To do — Restate every line of the material, word for word.

--- Start of Material ---

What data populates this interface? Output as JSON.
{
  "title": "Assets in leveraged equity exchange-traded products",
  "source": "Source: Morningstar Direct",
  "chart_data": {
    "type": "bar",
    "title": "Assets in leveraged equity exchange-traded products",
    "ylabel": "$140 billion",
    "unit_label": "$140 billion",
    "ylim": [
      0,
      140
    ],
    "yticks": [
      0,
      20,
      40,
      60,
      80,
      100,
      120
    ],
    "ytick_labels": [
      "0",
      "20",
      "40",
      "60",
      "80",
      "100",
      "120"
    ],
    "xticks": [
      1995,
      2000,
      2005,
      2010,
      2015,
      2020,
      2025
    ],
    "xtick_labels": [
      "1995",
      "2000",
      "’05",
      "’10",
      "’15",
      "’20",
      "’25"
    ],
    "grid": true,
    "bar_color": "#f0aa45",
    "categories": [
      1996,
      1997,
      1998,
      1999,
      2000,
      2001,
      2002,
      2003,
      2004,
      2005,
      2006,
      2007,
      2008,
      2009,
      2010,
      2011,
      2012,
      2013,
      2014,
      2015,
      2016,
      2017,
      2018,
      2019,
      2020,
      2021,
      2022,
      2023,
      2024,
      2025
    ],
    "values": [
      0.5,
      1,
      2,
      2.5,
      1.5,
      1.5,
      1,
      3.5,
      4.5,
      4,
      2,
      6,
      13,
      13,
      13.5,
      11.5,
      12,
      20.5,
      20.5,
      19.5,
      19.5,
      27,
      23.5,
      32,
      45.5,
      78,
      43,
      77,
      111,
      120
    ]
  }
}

--- End of Material ---

The answer —
What data populates this interface? Output as JSON.
{
  "title": "Assets in leveraged equity exchange-traded products",
  "source": "Source: Morningstar Direct",
  "chart_data": {
    "type": "bar",
    "title": "Assets in leveraged equity exchange-traded products",
    "ylabel": "$140 billion",
    "unit_label": "$140 billion",
    "ylim": [
      0,
      140
    ],
    "yticks": [
      0,
      20,
      40,
      60,
      80,
      100,
      120
    ],
    "ytick_labels": [
      "0",
      "20",
      "40",
      "60",
      "80",
      "100",
      "120"
    ],
    "xticks": [
      1995,
      2000,
      2005,
      2010,
      2015,
      2020,
      2025
    ],
    "xtick_labels": [
      "1995",
      "2000",
      "’05",
      "’10",
      "’15",
      "’20",
      "’25"
    ],
    "grid": true,
    "bar_color": "#f0aa45",
    "categories": [
      1996,
      1997,
      1998,
      1999,
      2000,
      2001,
      2002,
      2003,
      2004,
      2005,
      2006,
      2007,
      2008,
      2009,
      2010,
      2011,
      2012,
      2013,
      2014,
      2015,
      2016,
      2017,
      2018,
      2019,
      2020,
      2021,
      2022,
      2023,
      2024,
      2025
    ],
    "values": [
      0.5,
      1,
      2,
      2.5,
      1.5,
      1.5,
      1,
      3.5,
      4.5,
      4,
      2,
      6,
      13,
      13,
      13.5,
      11.5,
      12,
      20.5,
      20.5,
      19.5,
      19.5,
      27,
      23.5,
      32,
      45.5,
      78,
      43,
      77,
      111,
      120
    ]
  }
}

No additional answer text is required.